*DOCUMENT SEGMENT*.
* Start *

How to set up Amazon RDS password rotation with Terraform

Set up Secrets Manager password rotation with a VPC and a Lambda function

Tamás Sallai

8 mins

Want to learn AWS serverless development? Click here

Database passwords in the state file

When you create an RDS cluster you need to define a username and a master password. This is not a problem when a trusted person is using the Console to type it manually, but it is a problem when you use Terraform as in that case the state file contains the password in plain text:

Terraform state with the master password

The proper solution is to implement state management for Terraform so that the state file is not readable by everyone as detailed in the Terraform documentation. While this definitely solves this problem, it feels a bit of overkill for simple projects. So I looked for a different solution.

I used RDS Data API that relies on Secrets Manager to store the current version of the password. For example, starting a transaction takes the cluster and the secret ARN:

aws rds-data begin-transaction --resource-arn "..." --database "mydb" --secret-arn "..."

This makes it a bit easier as as long as the password set in the database and in the secret match, the Data API works.

Book

Building GraphQL APIs with AWS AppSync

How to design, implement, and deploy GraphQL-based APIs on the AWS cloud

Password rotation with RDS

Secrets Manager supports password rotation. This gave an idea: why not set up rotation so that the password in the Terraform state is no longer valid? It is a best practice to change passwords from time to time, so this feels like a good solution.

It turned out that "supported by AWS" does not mean "easy" by any means. It took me quite some time to figure out every detail of configuration to make it work.

* End *

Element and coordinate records
* Start *

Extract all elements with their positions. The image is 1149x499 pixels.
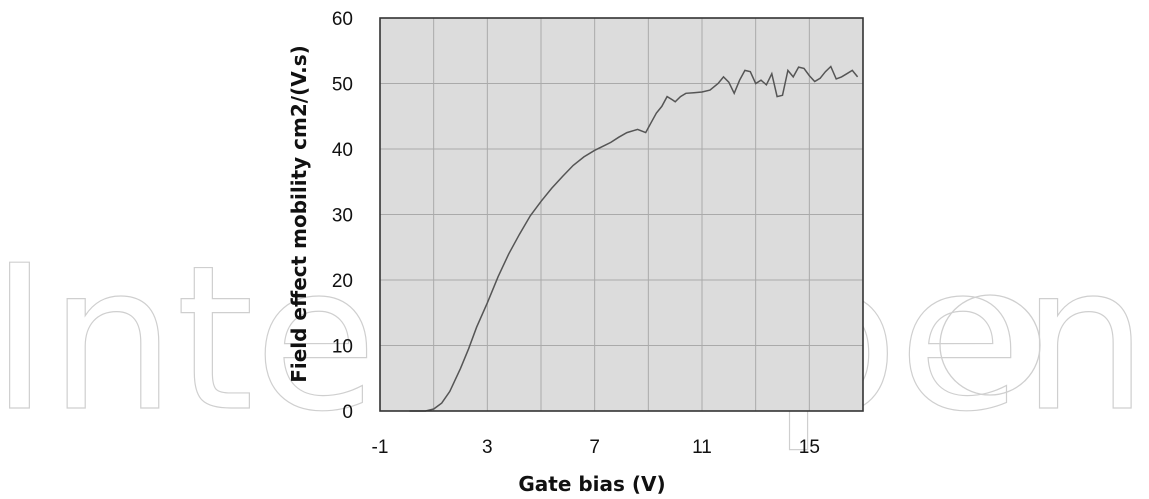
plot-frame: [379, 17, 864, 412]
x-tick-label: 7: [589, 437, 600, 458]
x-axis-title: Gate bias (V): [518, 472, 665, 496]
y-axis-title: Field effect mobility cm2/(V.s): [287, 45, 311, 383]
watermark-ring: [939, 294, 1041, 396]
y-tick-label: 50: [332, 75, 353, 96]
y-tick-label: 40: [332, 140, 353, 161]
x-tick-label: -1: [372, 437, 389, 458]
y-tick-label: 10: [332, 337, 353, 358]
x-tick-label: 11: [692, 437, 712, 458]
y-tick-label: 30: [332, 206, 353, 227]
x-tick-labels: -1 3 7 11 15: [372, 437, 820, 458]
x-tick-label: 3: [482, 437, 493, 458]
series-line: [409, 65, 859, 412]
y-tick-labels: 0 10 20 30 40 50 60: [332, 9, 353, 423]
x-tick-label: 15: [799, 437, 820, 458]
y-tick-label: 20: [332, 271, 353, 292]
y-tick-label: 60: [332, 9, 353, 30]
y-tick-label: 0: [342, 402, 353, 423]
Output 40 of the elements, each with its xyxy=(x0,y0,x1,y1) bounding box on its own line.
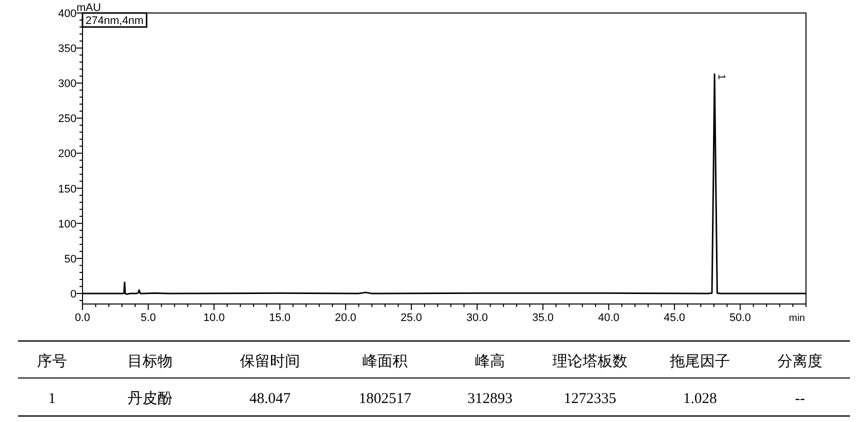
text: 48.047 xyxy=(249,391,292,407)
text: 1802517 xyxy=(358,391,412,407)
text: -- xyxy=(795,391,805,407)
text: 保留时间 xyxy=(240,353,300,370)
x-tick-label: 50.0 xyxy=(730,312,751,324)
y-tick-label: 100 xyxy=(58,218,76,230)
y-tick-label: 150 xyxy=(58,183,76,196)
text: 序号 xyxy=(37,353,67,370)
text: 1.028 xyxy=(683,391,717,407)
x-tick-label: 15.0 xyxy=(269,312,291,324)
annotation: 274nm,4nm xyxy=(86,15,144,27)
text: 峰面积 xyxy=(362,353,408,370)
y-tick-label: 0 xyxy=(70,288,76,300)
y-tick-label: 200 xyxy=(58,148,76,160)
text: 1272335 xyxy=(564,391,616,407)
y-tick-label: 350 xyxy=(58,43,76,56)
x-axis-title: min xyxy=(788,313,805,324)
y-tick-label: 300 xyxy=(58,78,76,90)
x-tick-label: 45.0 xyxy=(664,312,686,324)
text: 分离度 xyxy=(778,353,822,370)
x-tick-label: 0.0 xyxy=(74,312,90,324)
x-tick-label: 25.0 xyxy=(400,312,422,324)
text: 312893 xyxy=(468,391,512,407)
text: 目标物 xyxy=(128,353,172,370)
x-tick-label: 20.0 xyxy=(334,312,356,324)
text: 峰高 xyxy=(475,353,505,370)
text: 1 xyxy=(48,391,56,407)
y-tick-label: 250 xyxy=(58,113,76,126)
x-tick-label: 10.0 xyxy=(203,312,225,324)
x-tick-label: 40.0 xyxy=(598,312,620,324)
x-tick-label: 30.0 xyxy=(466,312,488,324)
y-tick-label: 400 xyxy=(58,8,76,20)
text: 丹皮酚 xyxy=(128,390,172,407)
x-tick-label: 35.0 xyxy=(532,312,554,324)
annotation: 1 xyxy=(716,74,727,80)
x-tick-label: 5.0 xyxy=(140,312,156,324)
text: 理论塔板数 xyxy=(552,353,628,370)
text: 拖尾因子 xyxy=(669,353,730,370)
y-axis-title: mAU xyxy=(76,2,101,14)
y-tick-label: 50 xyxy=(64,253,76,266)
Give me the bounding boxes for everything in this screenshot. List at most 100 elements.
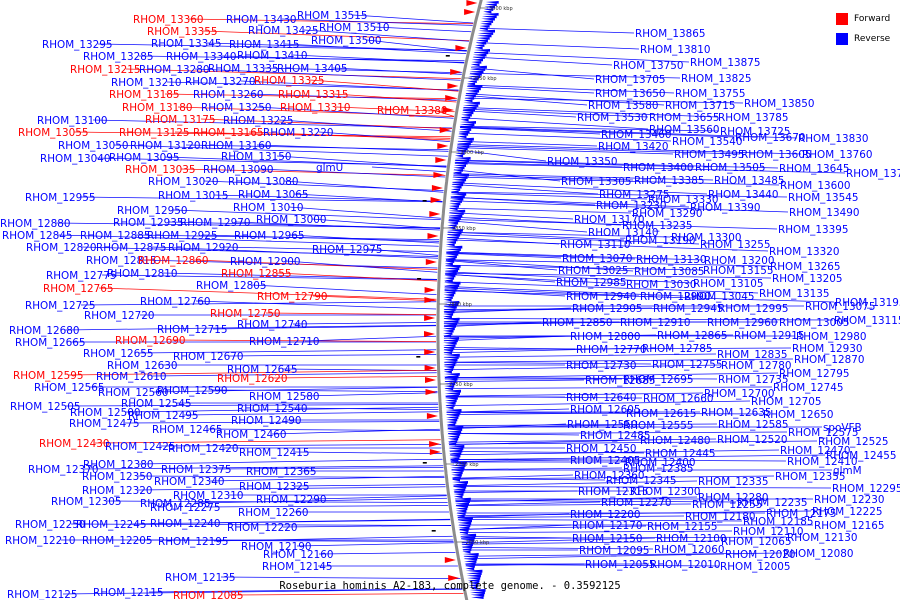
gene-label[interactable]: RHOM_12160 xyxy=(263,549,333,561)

* End *

*PROBLEMS*.
a - Name every option passed to the aws rds-data begin-transaction command in the article on RDS password rotation with Terraform.
b - Continue the article on setting up RDS password rotation with Terraform from its final sentence.

*ANSWERS FOR THE EXERCISE*.
a - --resource-arn, --database, --secret-arn

b -
First, I used the Data API that does not go through the usual networking paths of a VPC but uses a different plane. Since that means there is no need to make the database reachable, I did not want to expose it just because of rotation. This turned out to be a complication later on.

Second, rotating a secret is a complicated process, consisting of Secrets Manager invoking a Lambda function multiple times with different steps. Luckily, AWS provides a template for this as well as implementations for different scenarios (such as this one for MySQL). Moreover, there are templates you can deploy directly.

Theoretically, these ready-made solutions should make it easy to implement everything. But combined with the Data API, things become complicated.

Changing a password can be done in two distinct ways: one is to use the ModifyDBCluster AWS API. The other one is to connect to the database, log in with the current credentials then issue a SET PASSWORD command. While the first approach does not rely on connectivity to the database, the second one does.

The AWS scripts implement the second approad, so the Lambda they use require a connection to the database as well as the Secrets Manager service as described in the documentation. Because of this, rotation requires a somewhat complicated VPC-based networking setup just to wire everything together.

The secret itself needs to encode everything to change the password to be usable with the AWS-provided scripts. Its structure that is expected by the rotation function is described in the documentation:

{
  "engine": "mysql",
  "host": "<instance host name/resolvable DNS name>",
  "username": "<username>",
  "password": "<password>",
  "dbname": "<database name. If not specified, defaults to None>",
  "port": "<TCP port number. If not specified, defaults to 3306>"
}

For example:

{
	"engine": "mysql",
	"host": "tf-20220529115812774900000003.cluster-csmcnafptpfv.eu-central-1.rds.amazonaws.com",
	"password": "nAt?3e4dh~6f*=M}9,nsMYSLw(=nnx?x",
	"username": "admin"
}

As everything is in the secret, the function only needs the secret ARN, then it can read the host, the username, and the current password. Then it can log in, change the password, then save the new one in the secret.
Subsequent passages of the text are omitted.